→ **EXERCISE AIM**
Please transcribe the listing below in full and word for word, without its pictures.

→ **DATA SUPPLIED**
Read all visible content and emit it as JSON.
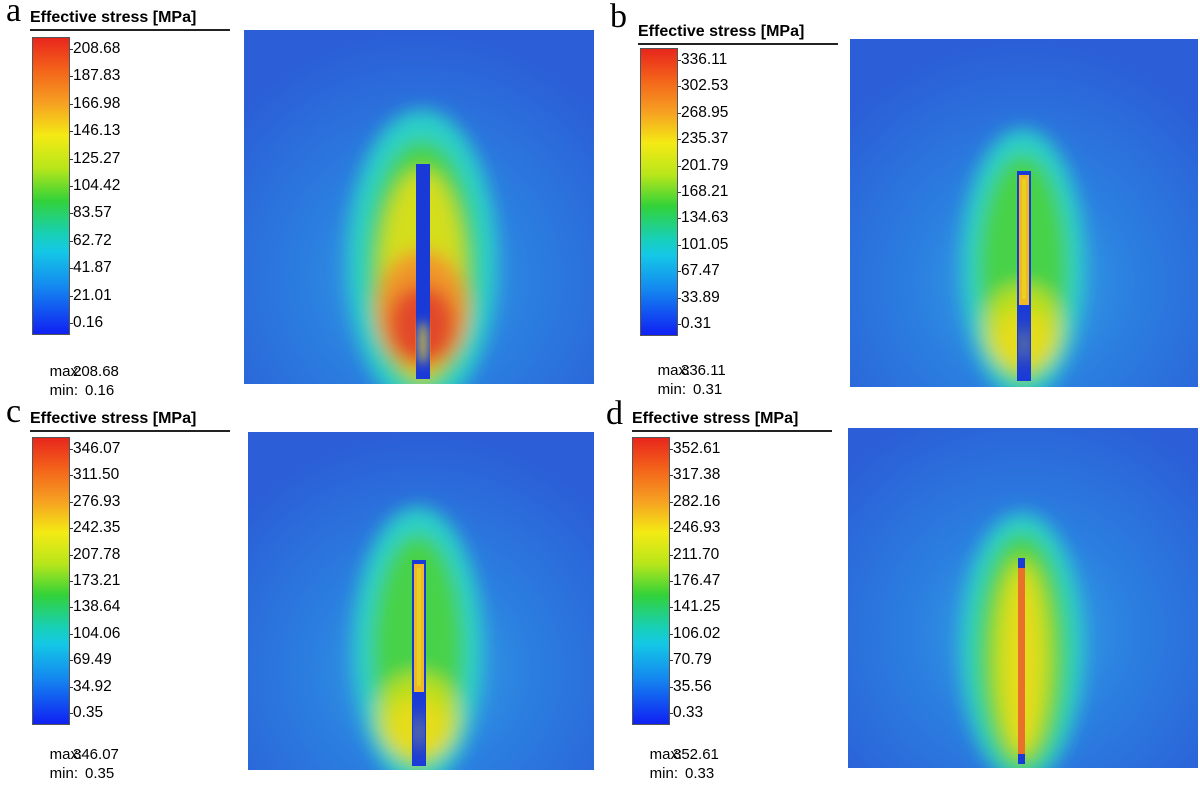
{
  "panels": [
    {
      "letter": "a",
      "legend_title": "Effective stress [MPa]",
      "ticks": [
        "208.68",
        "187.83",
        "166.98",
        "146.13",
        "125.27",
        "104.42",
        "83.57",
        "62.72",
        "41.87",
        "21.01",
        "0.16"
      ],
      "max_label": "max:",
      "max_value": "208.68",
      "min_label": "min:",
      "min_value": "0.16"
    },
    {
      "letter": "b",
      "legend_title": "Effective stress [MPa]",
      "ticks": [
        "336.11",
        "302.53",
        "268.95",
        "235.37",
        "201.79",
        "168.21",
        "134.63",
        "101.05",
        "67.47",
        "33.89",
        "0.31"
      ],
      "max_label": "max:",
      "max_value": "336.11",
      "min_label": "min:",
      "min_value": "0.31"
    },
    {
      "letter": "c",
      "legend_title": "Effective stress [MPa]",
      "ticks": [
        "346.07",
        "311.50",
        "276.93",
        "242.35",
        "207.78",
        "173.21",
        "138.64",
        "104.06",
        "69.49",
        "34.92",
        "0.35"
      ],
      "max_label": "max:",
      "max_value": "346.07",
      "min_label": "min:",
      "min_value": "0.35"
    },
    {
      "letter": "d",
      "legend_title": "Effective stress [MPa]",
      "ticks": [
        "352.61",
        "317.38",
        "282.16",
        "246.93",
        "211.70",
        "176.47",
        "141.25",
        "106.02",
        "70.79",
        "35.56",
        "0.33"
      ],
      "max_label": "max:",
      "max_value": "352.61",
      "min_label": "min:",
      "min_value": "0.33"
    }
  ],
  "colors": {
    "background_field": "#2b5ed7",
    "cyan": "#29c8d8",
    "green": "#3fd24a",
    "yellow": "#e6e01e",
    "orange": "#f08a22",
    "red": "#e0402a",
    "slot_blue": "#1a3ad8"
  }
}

→ **WRITTEN REPLY**
Read all visible content and emit it as JSON.
{
  "panels": [
    {
      "letter": "a",
      "legend_title": "Effective stress [MPa]",
      "ticks": [
        "208.68",
        "187.83",
        "166.98",
        "146.13",
        "125.27",
        "104.42",
        "83.57",
        "62.72",
        "41.87",
        "21.01",
        "0.16"
      ],
      "max_label": "max:",
      "max_value": "208.68",
      "min_label": "min:",
      "min_value": "0.16"
    },
    {
      "letter": "b",
      "legend_title": "Effective stress [MPa]",
      "ticks": [
        "336.11",
        "302.53",
        "268.95",
        "235.37",
        "201.79",
        "168.21",
        "134.63",
        "101.05",
        "67.47",
        "33.89",
        "0.31"
      ],
      "max_label": "max:",
      "max_value": "336.11",
      "min_label": "min:",
      "min_value": "0.31"
    },
    {
      "letter": "c",
      "legend_title": "Effective stress [MPa]",
      "ticks": [
        "346.07",
        "311.50",
        "276.93",
        "242.35",
        "207.78",
        "173.21",
        "138.64",
        "104.06",
        "69.49",
        "34.92",
        "0.35"
      ],
      "max_label": "max:",
      "max_value": "346.07",
      "min_label": "min:",
      "min_value": "0.35"
    },
    {
      "letter": "d",
      "legend_title": "Effective stress [MPa]",
      "ticks": [
        "352.61",
        "317.38",
        "282.16",
        "246.93",
        "211.70",
        "176.47",
        "141.25",
        "106.02",
        "70.79",
        "35.56",
        "0.33"
      ],
      "max_label": "max:",
      "max_value": "352.61",
      "min_label": "min:",
      "min_value": "0.33"
    }
  ],
  "colors": {
    "background_field": "#2b5ed7",
    "cyan": "#29c8d8",
    "green": "#3fd24a",
    "yellow": "#e6e01e",
    "orange": "#f08a22",
    "red": "#e0402a",
    "slot_blue": "#1a3ad8"
  }
}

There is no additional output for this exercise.